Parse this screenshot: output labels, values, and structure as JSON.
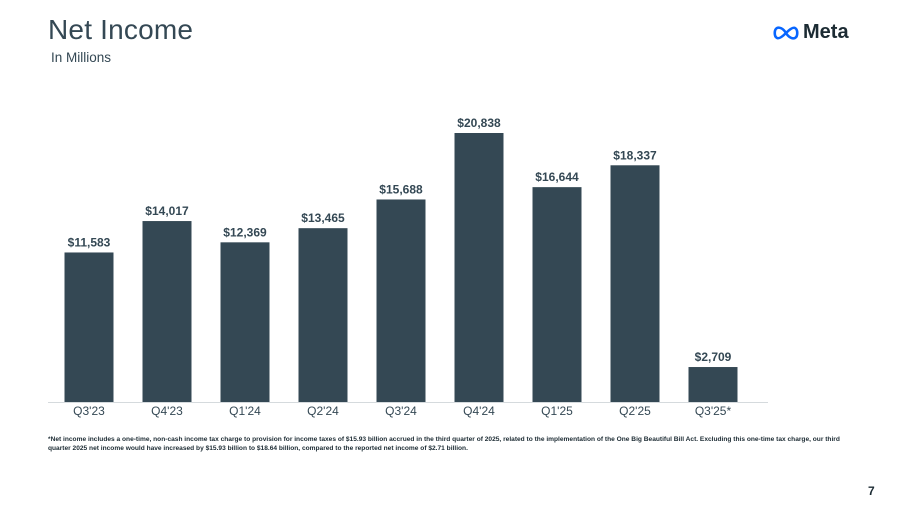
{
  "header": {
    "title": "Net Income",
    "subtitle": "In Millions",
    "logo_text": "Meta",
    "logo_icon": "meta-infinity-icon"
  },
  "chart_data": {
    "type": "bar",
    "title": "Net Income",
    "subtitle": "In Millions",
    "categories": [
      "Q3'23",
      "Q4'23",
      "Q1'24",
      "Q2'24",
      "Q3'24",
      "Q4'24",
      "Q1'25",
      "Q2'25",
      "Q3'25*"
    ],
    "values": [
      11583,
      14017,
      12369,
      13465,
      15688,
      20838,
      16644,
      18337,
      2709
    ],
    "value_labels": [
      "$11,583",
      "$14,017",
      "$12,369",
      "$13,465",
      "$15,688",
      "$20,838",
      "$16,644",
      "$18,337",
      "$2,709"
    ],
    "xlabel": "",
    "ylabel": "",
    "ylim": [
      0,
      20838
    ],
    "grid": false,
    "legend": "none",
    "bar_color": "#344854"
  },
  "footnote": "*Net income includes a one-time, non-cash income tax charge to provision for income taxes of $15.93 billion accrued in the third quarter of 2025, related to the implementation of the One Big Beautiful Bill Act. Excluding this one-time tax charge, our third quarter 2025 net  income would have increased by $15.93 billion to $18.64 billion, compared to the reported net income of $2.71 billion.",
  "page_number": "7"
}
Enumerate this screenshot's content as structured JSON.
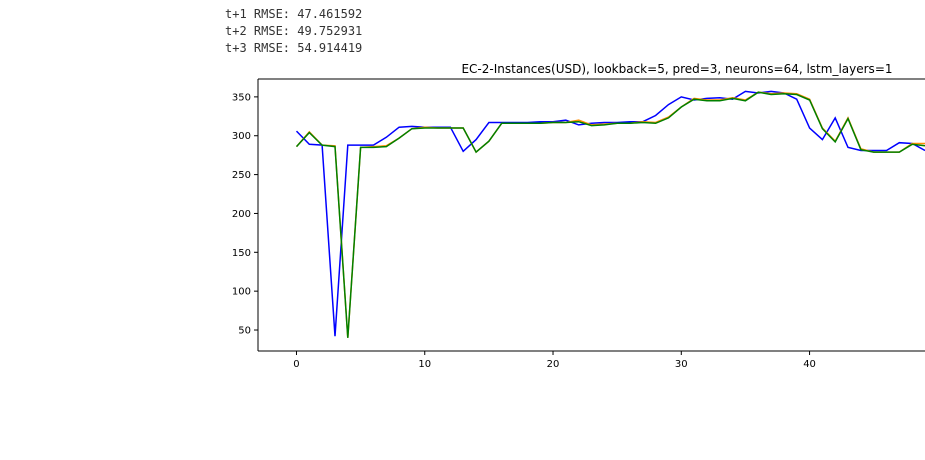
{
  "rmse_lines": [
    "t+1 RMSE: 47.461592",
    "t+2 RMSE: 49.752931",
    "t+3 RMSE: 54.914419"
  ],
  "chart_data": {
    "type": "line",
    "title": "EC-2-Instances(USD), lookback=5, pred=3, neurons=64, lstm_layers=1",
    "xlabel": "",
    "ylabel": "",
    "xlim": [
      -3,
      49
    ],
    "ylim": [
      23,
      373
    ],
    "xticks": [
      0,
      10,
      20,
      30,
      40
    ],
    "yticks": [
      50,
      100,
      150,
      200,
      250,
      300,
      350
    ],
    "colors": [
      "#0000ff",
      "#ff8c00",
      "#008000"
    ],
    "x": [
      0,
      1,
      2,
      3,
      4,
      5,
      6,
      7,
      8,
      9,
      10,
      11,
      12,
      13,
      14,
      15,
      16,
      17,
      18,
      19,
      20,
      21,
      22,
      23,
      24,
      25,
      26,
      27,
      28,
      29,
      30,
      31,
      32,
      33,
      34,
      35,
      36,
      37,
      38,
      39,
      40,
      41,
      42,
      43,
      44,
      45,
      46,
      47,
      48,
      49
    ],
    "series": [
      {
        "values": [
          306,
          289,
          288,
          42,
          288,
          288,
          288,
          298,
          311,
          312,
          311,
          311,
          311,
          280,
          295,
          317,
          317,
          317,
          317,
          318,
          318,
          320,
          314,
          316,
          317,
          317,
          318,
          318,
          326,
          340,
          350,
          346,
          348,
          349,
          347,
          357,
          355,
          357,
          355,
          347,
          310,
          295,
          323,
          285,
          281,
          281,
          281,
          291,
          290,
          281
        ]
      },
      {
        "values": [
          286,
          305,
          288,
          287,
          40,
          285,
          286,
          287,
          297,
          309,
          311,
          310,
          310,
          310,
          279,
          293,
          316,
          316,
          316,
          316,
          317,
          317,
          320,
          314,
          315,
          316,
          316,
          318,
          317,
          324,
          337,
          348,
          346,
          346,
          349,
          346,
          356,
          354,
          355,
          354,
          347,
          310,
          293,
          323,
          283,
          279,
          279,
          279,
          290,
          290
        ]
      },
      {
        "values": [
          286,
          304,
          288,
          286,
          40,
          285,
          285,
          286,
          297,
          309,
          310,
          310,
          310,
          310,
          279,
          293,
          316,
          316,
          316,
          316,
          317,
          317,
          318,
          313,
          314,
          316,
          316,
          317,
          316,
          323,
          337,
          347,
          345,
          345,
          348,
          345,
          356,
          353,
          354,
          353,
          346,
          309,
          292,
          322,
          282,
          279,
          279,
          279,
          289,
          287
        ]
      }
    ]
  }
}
--*--
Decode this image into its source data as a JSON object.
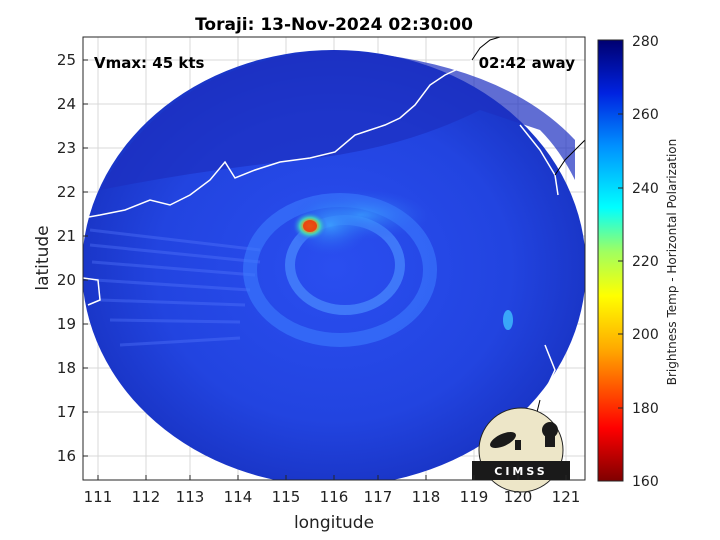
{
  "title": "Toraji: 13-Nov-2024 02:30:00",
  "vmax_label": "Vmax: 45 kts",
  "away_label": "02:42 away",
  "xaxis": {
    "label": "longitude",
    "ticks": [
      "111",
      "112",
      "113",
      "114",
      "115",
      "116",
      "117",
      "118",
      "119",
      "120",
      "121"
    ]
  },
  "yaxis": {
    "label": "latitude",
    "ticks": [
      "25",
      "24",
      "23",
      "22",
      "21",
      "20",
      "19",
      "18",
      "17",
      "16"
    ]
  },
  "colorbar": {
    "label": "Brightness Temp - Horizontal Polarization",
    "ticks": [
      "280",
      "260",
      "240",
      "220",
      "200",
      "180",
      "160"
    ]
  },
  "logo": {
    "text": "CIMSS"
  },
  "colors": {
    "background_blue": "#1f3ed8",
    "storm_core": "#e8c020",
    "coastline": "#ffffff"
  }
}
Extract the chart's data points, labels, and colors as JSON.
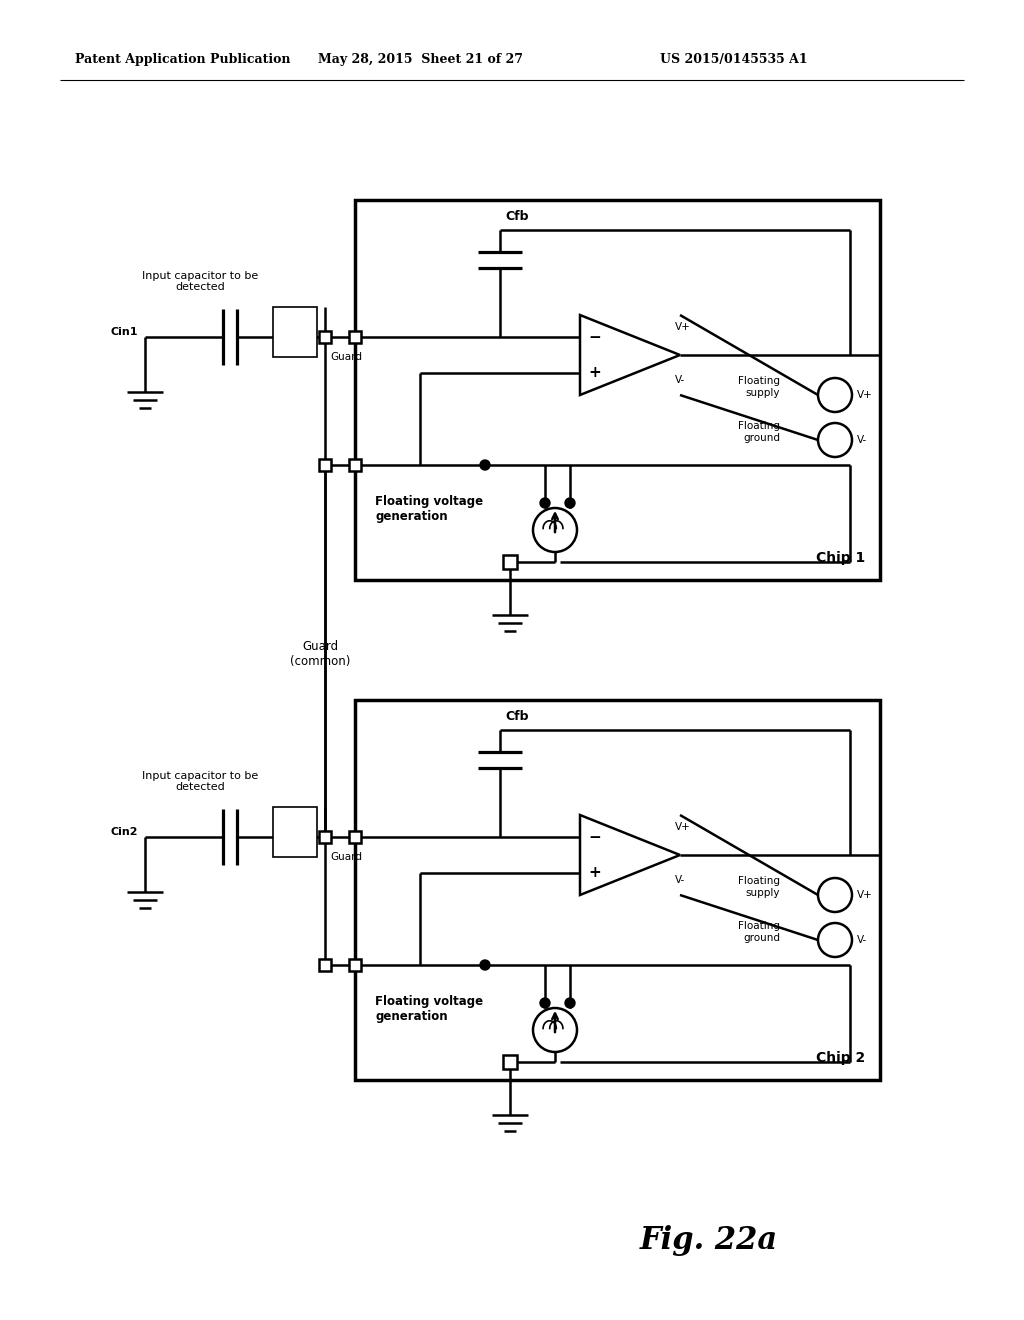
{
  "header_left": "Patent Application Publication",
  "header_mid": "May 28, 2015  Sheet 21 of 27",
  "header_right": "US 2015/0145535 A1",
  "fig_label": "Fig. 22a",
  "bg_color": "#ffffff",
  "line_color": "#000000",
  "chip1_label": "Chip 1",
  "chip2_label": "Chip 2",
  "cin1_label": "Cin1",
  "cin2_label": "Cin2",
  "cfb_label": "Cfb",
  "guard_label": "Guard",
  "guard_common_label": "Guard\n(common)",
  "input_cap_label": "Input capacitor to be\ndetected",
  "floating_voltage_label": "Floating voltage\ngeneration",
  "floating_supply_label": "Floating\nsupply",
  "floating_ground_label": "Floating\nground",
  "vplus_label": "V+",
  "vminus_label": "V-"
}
--*--
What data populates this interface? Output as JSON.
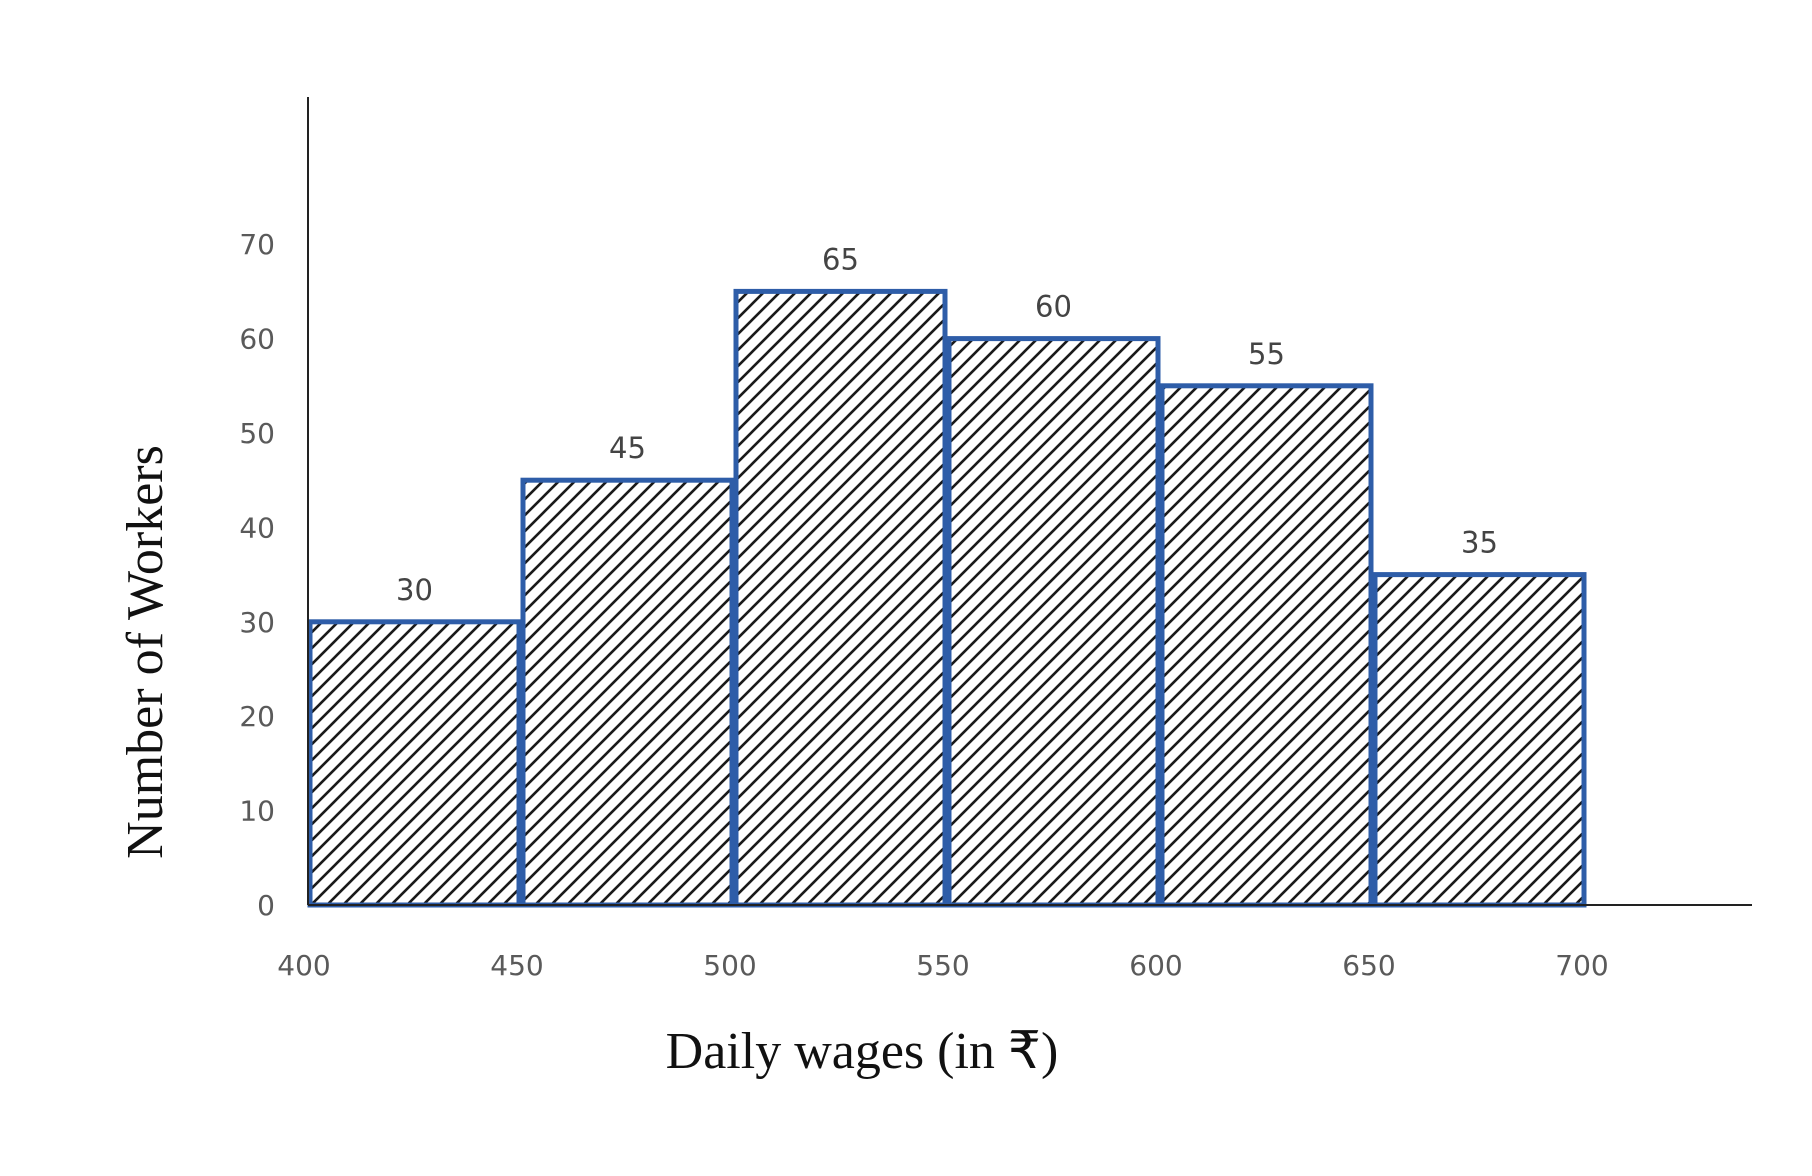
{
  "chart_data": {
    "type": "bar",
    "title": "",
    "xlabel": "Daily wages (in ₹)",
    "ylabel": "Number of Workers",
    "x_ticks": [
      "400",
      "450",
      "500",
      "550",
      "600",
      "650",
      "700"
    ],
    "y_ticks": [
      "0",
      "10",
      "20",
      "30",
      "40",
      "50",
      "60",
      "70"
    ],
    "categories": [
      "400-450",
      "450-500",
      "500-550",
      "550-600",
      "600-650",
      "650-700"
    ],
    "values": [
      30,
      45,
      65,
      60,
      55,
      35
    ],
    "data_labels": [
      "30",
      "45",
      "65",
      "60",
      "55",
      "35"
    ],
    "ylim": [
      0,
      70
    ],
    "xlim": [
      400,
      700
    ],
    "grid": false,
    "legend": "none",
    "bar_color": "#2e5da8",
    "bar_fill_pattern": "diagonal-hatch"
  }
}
--*--
§ **Exercise instructions**
Check each line above for "JSON" and return the ones that have it.

§ **Expected output**
Parse this screenshot: output labels, values, and structure as JSON.
Enumerate this screenshot's content as structured JSON.
Decode this image into its source data as a JSON object.
Extract the chart's data points, labels, and colors as JSON.
What data populates this interface? Output as JSON.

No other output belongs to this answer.